═════ Raw data ═════
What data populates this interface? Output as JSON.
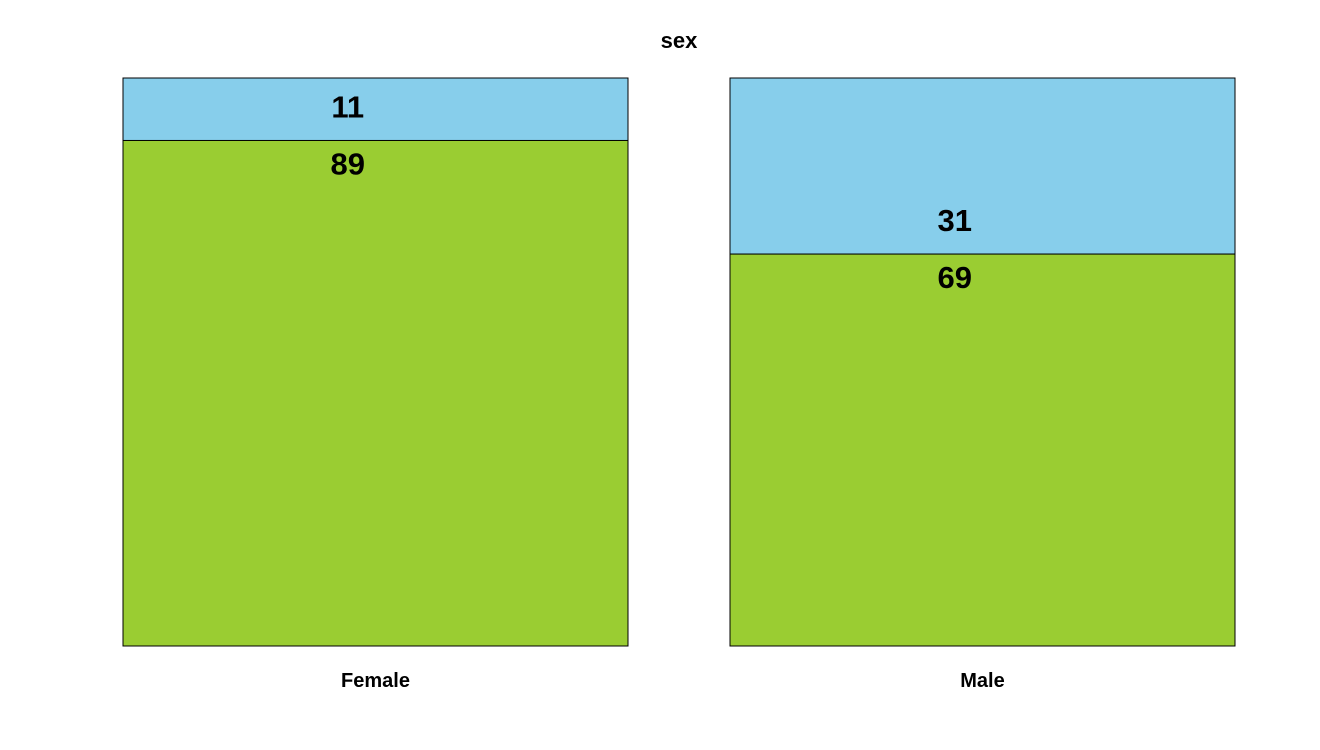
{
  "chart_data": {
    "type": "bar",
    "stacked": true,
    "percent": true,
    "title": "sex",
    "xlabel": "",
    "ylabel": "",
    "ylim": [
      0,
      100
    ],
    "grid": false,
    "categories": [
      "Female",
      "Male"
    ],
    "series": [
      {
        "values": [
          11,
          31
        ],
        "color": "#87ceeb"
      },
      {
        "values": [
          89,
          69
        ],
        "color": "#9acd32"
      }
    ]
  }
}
═════
**Task instructions**
Quote everything in the listing above exactly; pictures are the only thing to omit.

**Result of the exercise**
What data populates this interface? Output as JSON.
{
  "chart_data": {
    "type": "bar",
    "stacked": true,
    "percent": true,
    "title": "sex",
    "xlabel": "",
    "ylabel": "",
    "ylim": [
      0,
      100
    ],
    "grid": false,
    "categories": [
      "Female",
      "Male"
    ],
    "series": [
      {
        "values": [
          11,
          31
        ],
        "color": "#87ceeb"
      },
      {
        "values": [
          89,
          69
        ],
        "color": "#9acd32"
      }
    ]
  }
}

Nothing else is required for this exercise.